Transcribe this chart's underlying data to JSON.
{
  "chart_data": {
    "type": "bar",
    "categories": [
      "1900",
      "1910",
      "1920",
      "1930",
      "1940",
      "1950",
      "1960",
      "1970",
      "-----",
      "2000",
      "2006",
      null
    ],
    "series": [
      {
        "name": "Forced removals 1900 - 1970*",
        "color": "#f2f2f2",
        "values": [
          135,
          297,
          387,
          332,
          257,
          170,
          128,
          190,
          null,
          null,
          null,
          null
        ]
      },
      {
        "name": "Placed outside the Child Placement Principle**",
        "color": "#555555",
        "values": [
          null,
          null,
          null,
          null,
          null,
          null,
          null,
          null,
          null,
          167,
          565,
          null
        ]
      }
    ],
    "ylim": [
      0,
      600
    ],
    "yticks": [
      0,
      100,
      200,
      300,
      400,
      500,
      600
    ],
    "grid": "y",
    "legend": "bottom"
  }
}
# # #
_Exercise requirements_: Write out every entry word for word.

_Result for this exercise_:
Transcribe this chart's underlying data to JSON.
{
  "chart_data": {
    "type": "bar",
    "categories": [
      "1900",
      "1910",
      "1920",
      "1930",
      "1940",
      "1950",
      "1960",
      "1970",
      "-----",
      "2000",
      "2006",
      null
    ],
    "series": [
      {
        "name": "Forced removals 1900 - 1970*",
        "color": "#f2f2f2",
        "values": [
          135,
          297,
          387,
          332,
          257,
          170,
          128,
          190,
          null,
          null,
          null,
          null
        ]
      },
      {
        "name": "Placed outside the Child Placement Principle**",
        "color": "#555555",
        "values": [
          null,
          null,
          null,
          null,
          null,
          null,
          null,
          null,
          null,
          167,
          565,
          null
        ]
      }
    ],
    "ylim": [
      0,
      600
    ],
    "yticks": [
      0,
      100,
      200,
      300,
      400,
      500,
      600
    ],
    "grid": "y",
    "legend": "bottom"
  }
}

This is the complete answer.